WRITTEN REQUEST: Copy out the complete listing, word for word.

---- PROVIDED DATA

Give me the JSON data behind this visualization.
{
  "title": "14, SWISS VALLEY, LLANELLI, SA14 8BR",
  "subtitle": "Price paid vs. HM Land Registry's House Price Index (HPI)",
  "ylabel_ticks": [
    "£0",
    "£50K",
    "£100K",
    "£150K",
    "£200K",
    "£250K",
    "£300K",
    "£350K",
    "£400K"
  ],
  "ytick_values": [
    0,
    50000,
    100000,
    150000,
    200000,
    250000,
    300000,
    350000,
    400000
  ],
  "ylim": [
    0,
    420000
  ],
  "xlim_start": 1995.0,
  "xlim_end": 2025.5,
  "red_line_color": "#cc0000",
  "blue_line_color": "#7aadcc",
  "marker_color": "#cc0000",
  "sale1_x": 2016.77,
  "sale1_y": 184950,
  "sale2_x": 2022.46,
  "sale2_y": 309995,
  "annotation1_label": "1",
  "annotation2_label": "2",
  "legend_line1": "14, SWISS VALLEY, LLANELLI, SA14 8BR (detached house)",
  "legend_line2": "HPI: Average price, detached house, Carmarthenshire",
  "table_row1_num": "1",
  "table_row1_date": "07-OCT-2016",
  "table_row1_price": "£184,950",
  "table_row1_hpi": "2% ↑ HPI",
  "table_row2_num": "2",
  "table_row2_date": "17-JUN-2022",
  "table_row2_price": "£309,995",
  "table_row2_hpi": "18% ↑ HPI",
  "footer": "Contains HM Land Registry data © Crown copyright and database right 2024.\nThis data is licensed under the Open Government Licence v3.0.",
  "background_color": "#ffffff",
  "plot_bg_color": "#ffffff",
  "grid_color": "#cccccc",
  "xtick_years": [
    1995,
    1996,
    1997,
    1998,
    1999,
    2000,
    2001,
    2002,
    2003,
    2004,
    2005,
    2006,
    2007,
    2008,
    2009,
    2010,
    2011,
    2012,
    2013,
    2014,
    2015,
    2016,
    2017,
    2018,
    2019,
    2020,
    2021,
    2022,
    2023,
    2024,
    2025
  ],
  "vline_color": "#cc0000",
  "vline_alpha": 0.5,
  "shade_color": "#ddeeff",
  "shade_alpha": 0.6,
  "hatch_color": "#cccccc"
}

--------

WORKED SOLUTION:
Give me the JSON data behind this visualization.
{
  "title": "14, SWISS VALLEY, LLANELLI, SA14 8BR",
  "subtitle": "Price paid vs. HM Land Registry's House Price Index (HPI)",
  "ylabel_ticks": [
    "£0",
    "£50K",
    "£100K",
    "£150K",
    "£200K",
    "£250K",
    "£300K",
    "£350K",
    "£400K"
  ],
  "ytick_values": [
    0,
    50000,
    100000,
    150000,
    200000,
    250000,
    300000,
    350000,
    400000
  ],
  "ylim": [
    0,
    420000
  ],
  "xlim_start": 1995.0,
  "xlim_end": 2025.5,
  "red_line_color": "#cc0000",
  "blue_line_color": "#7aadcc",
  "marker_color": "#cc0000",
  "sale1_x": 2016.77,
  "sale1_y": 184950,
  "sale2_x": 2022.46,
  "sale2_y": 309995,
  "annotation1_label": "1",
  "annotation2_label": "2",
  "legend_line1": "14, SWISS VALLEY, LLANELLI, SA14 8BR (detached house)",
  "legend_line2": "HPI: Average price, detached house, Carmarthenshire",
  "table_row1_num": "1",
  "table_row1_date": "07-OCT-2016",
  "table_row1_price": "£184,950",
  "table_row1_hpi": "2% ↑ HPI",
  "table_row2_num": "2",
  "table_row2_date": "17-JUN-2022",
  "table_row2_price": "£309,995",
  "table_row2_hpi": "18% ↑ HPI",
  "footer": "Contains HM Land Registry data © Crown copyright and database right 2024.\nThis data is licensed under the Open Government Licence v3.0.",
  "background_color": "#ffffff",
  "plot_bg_color": "#ffffff",
  "grid_color": "#cccccc",
  "xtick_years": [
    1995,
    1996,
    1997,
    1998,
    1999,
    2000,
    2001,
    2002,
    2003,
    2004,
    2005,
    2006,
    2007,
    2008,
    2009,
    2010,
    2011,
    2012,
    2013,
    2014,
    2015,
    2016,
    2017,
    2018,
    2019,
    2020,
    2021,
    2022,
    2023,
    2024,
    2025
  ],
  "vline_color": "#cc0000",
  "vline_alpha": 0.5,
  "shade_color": "#ddeeff",
  "shade_alpha": 0.6,
  "hatch_color": "#cccccc"
}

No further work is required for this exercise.